• **Exercise objective**
Quote the entries in full, character for character, without their images.

• **Exercise input**
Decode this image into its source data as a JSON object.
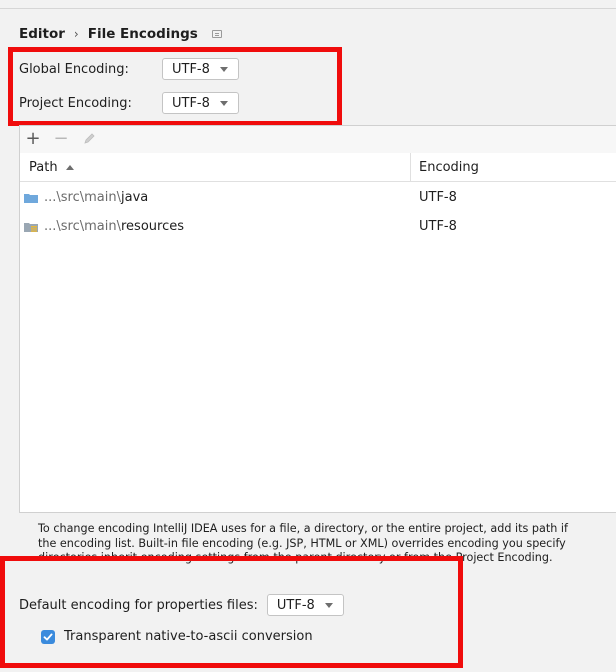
{
  "breadcrumb": {
    "parent": "Editor",
    "separator": "›",
    "current": "File Encodings"
  },
  "global_encoding": {
    "label": "Global Encoding:",
    "value": "UTF-8"
  },
  "project_encoding": {
    "label": "Project Encoding:",
    "value": "UTF-8"
  },
  "toolbar": {
    "add": "+",
    "remove": "−"
  },
  "table": {
    "columns": {
      "path": "Path",
      "encoding": "Encoding"
    },
    "rows": [
      {
        "path_prefix": "...\\src\\main\\",
        "path_name": "java",
        "encoding": "UTF-8",
        "icon": "folder-icon"
      },
      {
        "path_prefix": "...\\src\\main\\",
        "path_name": "resources",
        "encoding": "UTF-8",
        "icon": "resources-folder-icon"
      }
    ]
  },
  "help_text": {
    "line1": "To change encoding IntelliJ IDEA uses for a file, a directory, or the entire project, add its path if",
    "line2": "the encoding list. Built-in file encoding (e.g. JSP, HTML or XML) overrides encoding you specify",
    "line3": "directories inherit encoding settings from the parent directory or from the Project Encoding."
  },
  "properties_encoding": {
    "label": "Default encoding for properties files:",
    "value": "UTF-8"
  },
  "native_to_ascii": {
    "label": "Transparent native-to-ascii conversion",
    "checked": true
  },
  "colors": {
    "highlight_box": "#f00c0c",
    "checkbox": "#3b8bdd",
    "folder": "#6fa8dc"
  }
}
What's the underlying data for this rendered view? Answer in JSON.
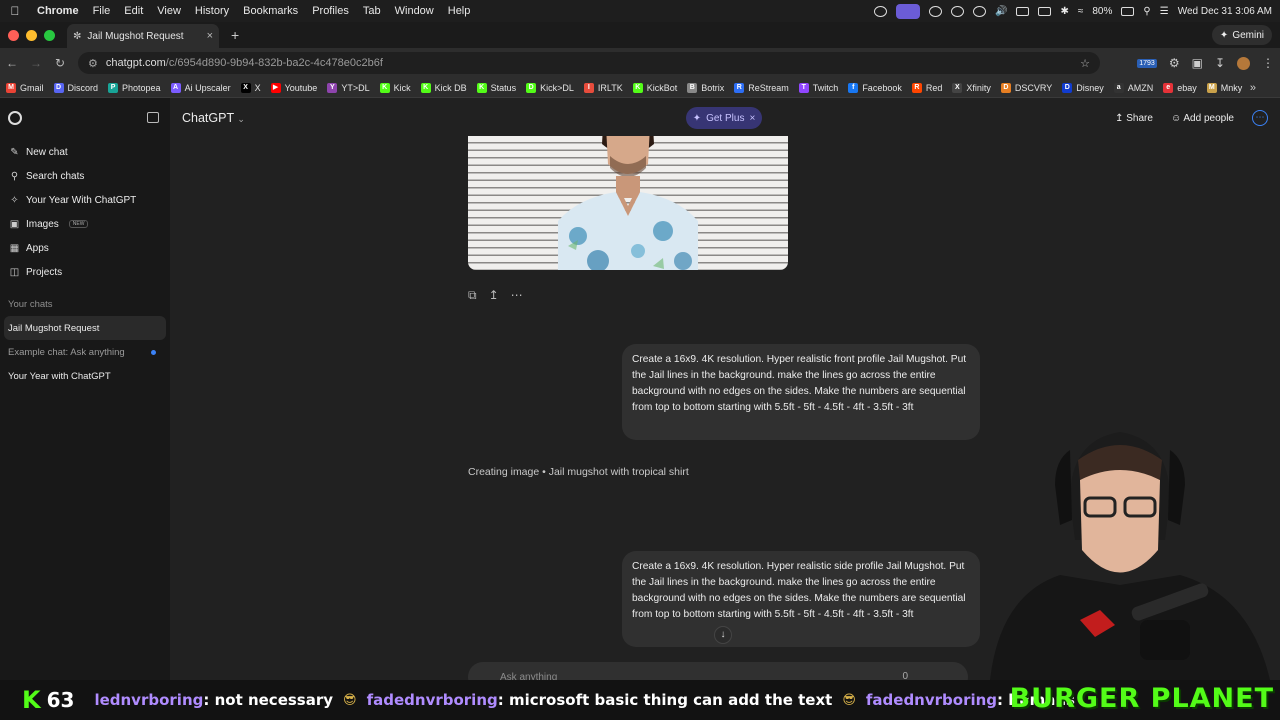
{
  "menubar": {
    "app": "Chrome",
    "items": [
      "File",
      "Edit",
      "View",
      "History",
      "Bookmarks",
      "Profiles",
      "Tab",
      "Window",
      "Help"
    ],
    "battery": "80%",
    "datetime": "Wed Dec 31  3:06 AM"
  },
  "tab": {
    "title": "Jail Mugshot Request",
    "gemini": "Gemini"
  },
  "omnibox": {
    "host": "chatgpt.com",
    "path": "/c/6954d890-9b94-832b-ba2c-4c478e0c2b6f",
    "ext_badge": "1793"
  },
  "bookmarks": [
    {
      "label": "Gmail",
      "color": "#ea4335",
      "glyph": "M"
    },
    {
      "label": "Discord",
      "color": "#5865f2",
      "glyph": "D"
    },
    {
      "label": "Photopea",
      "color": "#18a497",
      "glyph": "P"
    },
    {
      "label": "Ai Upscaler",
      "color": "#7b5cff",
      "glyph": "A"
    },
    {
      "label": "X",
      "color": "#000000",
      "glyph": "X"
    },
    {
      "label": "Youtube",
      "color": "#ff0000",
      "glyph": "▶"
    },
    {
      "label": "YT>DL",
      "color": "#8e44ad",
      "glyph": "Y"
    },
    {
      "label": "Kick",
      "color": "#53fc18",
      "glyph": "K"
    },
    {
      "label": "Kick DB",
      "color": "#53fc18",
      "glyph": "K"
    },
    {
      "label": "Status",
      "color": "#53fc18",
      "glyph": "K"
    },
    {
      "label": "Kick>DL",
      "color": "#53fc18",
      "glyph": "D"
    },
    {
      "label": "IRLTK",
      "color": "#e74c3c",
      "glyph": "I"
    },
    {
      "label": "KickBot",
      "color": "#53fc18",
      "glyph": "K"
    },
    {
      "label": "Botrix",
      "color": "#888888",
      "glyph": "B"
    },
    {
      "label": "ReStream",
      "color": "#2d6ef5",
      "glyph": "R"
    },
    {
      "label": "Twitch",
      "color": "#9146ff",
      "glyph": "T"
    },
    {
      "label": "Facebook",
      "color": "#1877f2",
      "glyph": "f"
    },
    {
      "label": "Red",
      "color": "#ff4500",
      "glyph": "R"
    },
    {
      "label": "Xfinity",
      "color": "#444444",
      "glyph": "X"
    },
    {
      "label": "DSCVRY",
      "color": "#e67e22",
      "glyph": "D"
    },
    {
      "label": "Disney",
      "color": "#113ccf",
      "glyph": "D"
    },
    {
      "label": "AMZN",
      "color": "#333333",
      "glyph": "a"
    },
    {
      "label": "ebay",
      "color": "#e53238",
      "glyph": "e"
    },
    {
      "label": "Mnky",
      "color": "#c9a14a",
      "glyph": "M"
    }
  ],
  "sidebar": {
    "nav": [
      {
        "label": "New chat",
        "icon": "edit-icon"
      },
      {
        "label": "Search chats",
        "icon": "search-icon"
      },
      {
        "label": "Your Year With ChatGPT",
        "icon": "sparkle-icon"
      },
      {
        "label": "Images",
        "icon": "image-icon",
        "tag": "NEW"
      },
      {
        "label": "Apps",
        "icon": "apps-icon"
      },
      {
        "label": "Projects",
        "icon": "folder-icon"
      }
    ],
    "section_label": "Your chats",
    "chats": [
      "Jail Mugshot Request",
      "Example chat: Ask anything",
      "Your Year with ChatGPT"
    ]
  },
  "header": {
    "model": "ChatGPT",
    "get_plus": "Get Plus",
    "share": "Share",
    "add_people": "Add people"
  },
  "messages": {
    "user1": "Create a 16x9. 4K resolution. Hyper realistic front profile Jail Mugshot. Put the Jail lines in the background. make the lines go across the entire background with no edges on the sides. Make the numbers are sequential from top to bottom starting with 5.5ft - 5ft - 4.5ft - 4ft - 3.5ft - 3ft",
    "status": "Creating image • Jail mugshot with tropical shirt",
    "user2": "Create a 16x9. 4K resolution. Hyper realistic side profile Jail Mugshot. Put the Jail lines in the background. make the lines go across the entire background with no edges on the sides. Make the numbers are sequential from top to bottom starting with 5.5ft - 5ft - 4.5ft - 4ft - 3.5ft - 3ft"
  },
  "composer": {
    "placeholder": "Ask anything",
    "counter": "0"
  },
  "ticker": {
    "viewer_count": "63",
    "messages": [
      {
        "user": "lednvrboring",
        "text": ": not necessary"
      },
      {
        "user": "fadednvrboring",
        "text": ": microsoft basic thing can add the text"
      },
      {
        "user": "fadednvrboring",
        "text": ": humans"
      }
    ],
    "brand": "BURGER PLANET"
  }
}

• **The answer**
Decode this image into its source data as a JSON object.
{
  "breadcrumb": {
    "parent": "Editor",
    "separator": "›",
    "current": "File Encodings"
  },
  "global_encoding": {
    "label": "Global Encoding:",
    "value": "UTF-8"
  },
  "project_encoding": {
    "label": "Project Encoding:",
    "value": "UTF-8"
  },
  "toolbar": {
    "add": "+",
    "remove": "−"
  },
  "table": {
    "columns": {
      "path": "Path",
      "encoding": "Encoding"
    },
    "rows": [
      {
        "path_prefix": "...\\src\\main\\",
        "path_name": "java",
        "encoding": "UTF-8",
        "icon": "folder-icon"
      },
      {
        "path_prefix": "...\\src\\main\\",
        "path_name": "resources",
        "encoding": "UTF-8",
        "icon": "resources-folder-icon"
      }
    ]
  },
  "help_text": {
    "line1": "To change encoding IntelliJ IDEA uses for a file, a directory, or the entire project, add its path if",
    "line2": "the encoding list. Built-in file encoding (e.g. JSP, HTML or XML) overrides encoding you specify",
    "line3": "directories inherit encoding settings from the parent directory or from the Project Encoding."
  },
  "properties_encoding": {
    "label": "Default encoding for properties files:",
    "value": "UTF-8"
  },
  "native_to_ascii": {
    "label": "Transparent native-to-ascii conversion",
    "checked": true
  },
  "colors": {
    "highlight_box": "#f00c0c",
    "checkbox": "#3b8bdd",
    "folder": "#6fa8dc"
  }
}
What's the underlying data for this rendered view? Answer in JSON.
{
  "menubar": {
    "app": "Chrome",
    "items": [
      "File",
      "Edit",
      "View",
      "History",
      "Bookmarks",
      "Profiles",
      "Tab",
      "Window",
      "Help"
    ],
    "battery": "80%",
    "datetime": "Wed Dec 31  3:06 AM"
  },
  "tab": {
    "title": "Jail Mugshot Request",
    "gemini": "Gemini"
  },
  "omnibox": {
    "host": "chatgpt.com",
    "path": "/c/6954d890-9b94-832b-ba2c-4c478e0c2b6f",
    "ext_badge": "1793"
  },
  "bookmarks": [
    {
      "label": "Gmail",
      "color": "#ea4335",
      "glyph": "M"
    },
    {
      "label": "Discord",
      "color": "#5865f2",
      "glyph": "D"
    },
    {
      "label": "Photopea",
      "color": "#18a497",
      "glyph": "P"
    },
    {
      "label": "Ai Upscaler",
      "color": "#7b5cff",
      "glyph": "A"
    },
    {
      "label": "X",
      "color": "#000000",
      "glyph": "X"
    },
    {
      "label": "Youtube",
      "color": "#ff0000",
      "glyph": "▶"
    },
    {
      "label": "YT>DL",
      "color": "#8e44ad",
      "glyph": "Y"
    },
    {
      "label": "Kick",
      "color": "#53fc18",
      "glyph": "K"
    },
    {
      "label": "Kick DB",
      "color": "#53fc18",
      "glyph": "K"
    },
    {
      "label": "Status",
      "color": "#53fc18",
      "glyph": "K"
    },
    {
      "label": "Kick>DL",
      "color": "#53fc18",
      "glyph": "D"
    },
    {
      "label": "IRLTK",
      "color": "#e74c3c",
      "glyph": "I"
    },
    {
      "label": "KickBot",
      "color": "#53fc18",
      "glyph": "K"
    },
    {
      "label": "Botrix",
      "color": "#888888",
      "glyph": "B"
    },
    {
      "label": "ReStream",
      "color": "#2d6ef5",
      "glyph": "R"
    },
    {
      "label": "Twitch",
      "color": "#9146ff",
      "glyph": "T"
    },
    {
      "label": "Facebook",
      "color": "#1877f2",
      "glyph": "f"
    },
    {
      "label": "Red",
      "color": "#ff4500",
      "glyph": "R"
    },
    {
      "label": "Xfinity",
      "color": "#444444",
      "glyph": "X"
    },
    {
      "label": "DSCVRY",
      "color": "#e67e22",
      "glyph": "D"
    },
    {
      "label": "Disney",
      "color": "#113ccf",
      "glyph": "D"
    },
    {
      "label": "AMZN",
      "color": "#333333",
      "glyph": "a"
    },
    {
      "label": "ebay",
      "color": "#e53238",
      "glyph": "e"
    },
    {
      "label": "Mnky",
      "color": "#c9a14a",
      "glyph": "M"
    }
  ],
  "sidebar": {
    "nav": [
      {
        "label": "New chat",
        "icon": "edit-icon"
      },
      {
        "label": "Search chats",
        "icon": "search-icon"
      },
      {
        "label": "Your Year With ChatGPT",
        "icon": "sparkle-icon"
      },
      {
        "label": "Images",
        "icon": "image-icon",
        "tag": "NEW"
      },
      {
        "label": "Apps",
        "icon": "apps-icon"
      },
      {
        "label": "Projects",
        "icon": "folder-icon"
      }
    ],
    "section_label": "Your chats",
    "chats": [
      "Jail Mugshot Request",
      "Example chat: Ask anything",
      "Your Year with ChatGPT"
    ]
  },
  "header": {
    "model": "ChatGPT",
    "get_plus": "Get Plus",
    "share": "Share",
    "add_people": "Add people"
  },
  "messages": {
    "user1": "Create a 16x9. 4K resolution. Hyper realistic front profile Jail Mugshot. Put the Jail lines in the background. make the lines go across the entire background with no edges on the sides. Make the numbers are sequential from top to bottom starting with 5.5ft - 5ft - 4.5ft - 4ft - 3.5ft - 3ft",
    "status": "Creating image • Jail mugshot with tropical shirt",
    "user2": "Create a 16x9. 4K resolution. Hyper realistic side profile Jail Mugshot. Put the Jail lines in the background. make the lines go across the entire background with no edges on the sides. Make the numbers are sequential from top to bottom starting with 5.5ft - 5ft - 4.5ft - 4ft - 3.5ft - 3ft"
  },
  "composer": {
    "placeholder": "Ask anything",
    "counter": "0"
  },
  "ticker": {
    "viewer_count": "63",
    "messages": [
      {
        "user": "lednvrboring",
        "text": ": not necessary"
      },
      {
        "user": "fadednvrboring",
        "text": ": microsoft basic thing can add the text"
      },
      {
        "user": "fadednvrboring",
        "text": ": humans"
      }
    ],
    "brand": "BURGER PLANET"
  }
}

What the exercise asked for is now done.